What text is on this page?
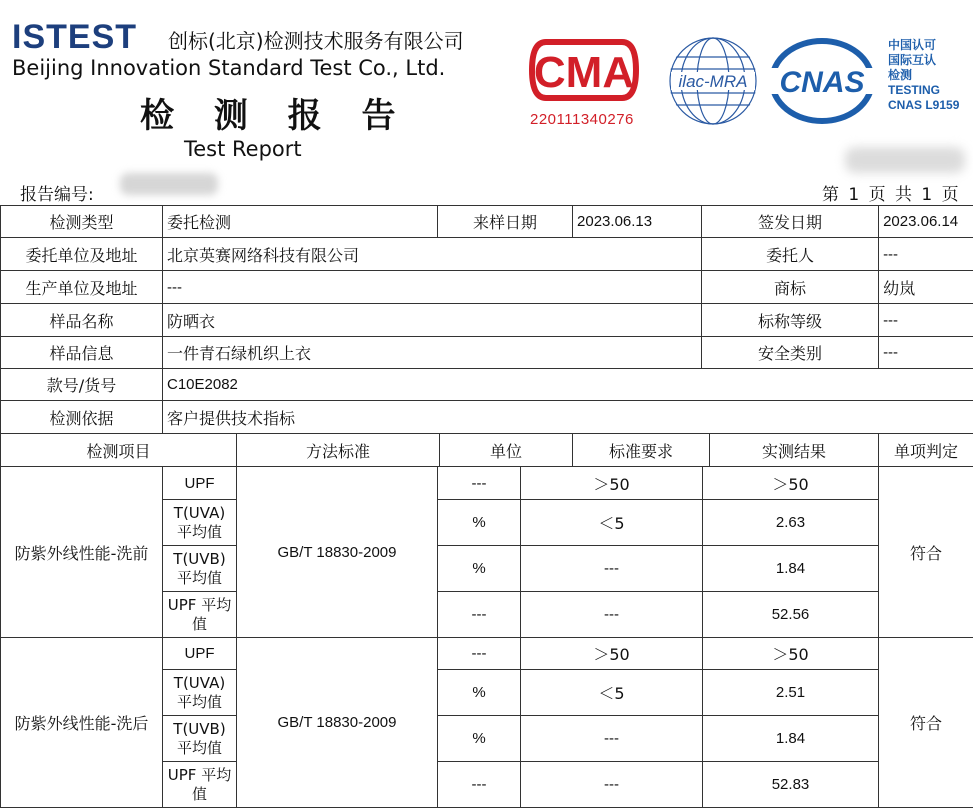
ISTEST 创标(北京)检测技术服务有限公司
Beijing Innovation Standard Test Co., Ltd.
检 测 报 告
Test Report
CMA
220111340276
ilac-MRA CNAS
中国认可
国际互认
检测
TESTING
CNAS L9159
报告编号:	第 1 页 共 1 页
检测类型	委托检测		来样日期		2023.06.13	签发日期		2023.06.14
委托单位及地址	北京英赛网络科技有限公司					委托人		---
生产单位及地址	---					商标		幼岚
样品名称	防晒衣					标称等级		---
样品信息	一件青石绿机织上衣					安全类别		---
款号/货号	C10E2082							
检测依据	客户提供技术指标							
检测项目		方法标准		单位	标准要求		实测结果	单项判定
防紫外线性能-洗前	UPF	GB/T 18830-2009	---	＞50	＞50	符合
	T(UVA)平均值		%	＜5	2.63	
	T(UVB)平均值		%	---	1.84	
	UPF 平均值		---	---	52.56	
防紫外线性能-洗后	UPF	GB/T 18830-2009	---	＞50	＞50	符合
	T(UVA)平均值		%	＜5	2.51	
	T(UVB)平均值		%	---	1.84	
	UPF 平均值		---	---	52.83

What is required :: Check every line for "防紫外线性能" and show the ones that have it.

Response to this exercise ::
防紫外线性能-洗前	UPF	GB/T 18830-2009	---	＞50	＞50	符合
防紫外线性能-洗后	UPF	GB/T 18830-2009	---	＞50	＞50	符合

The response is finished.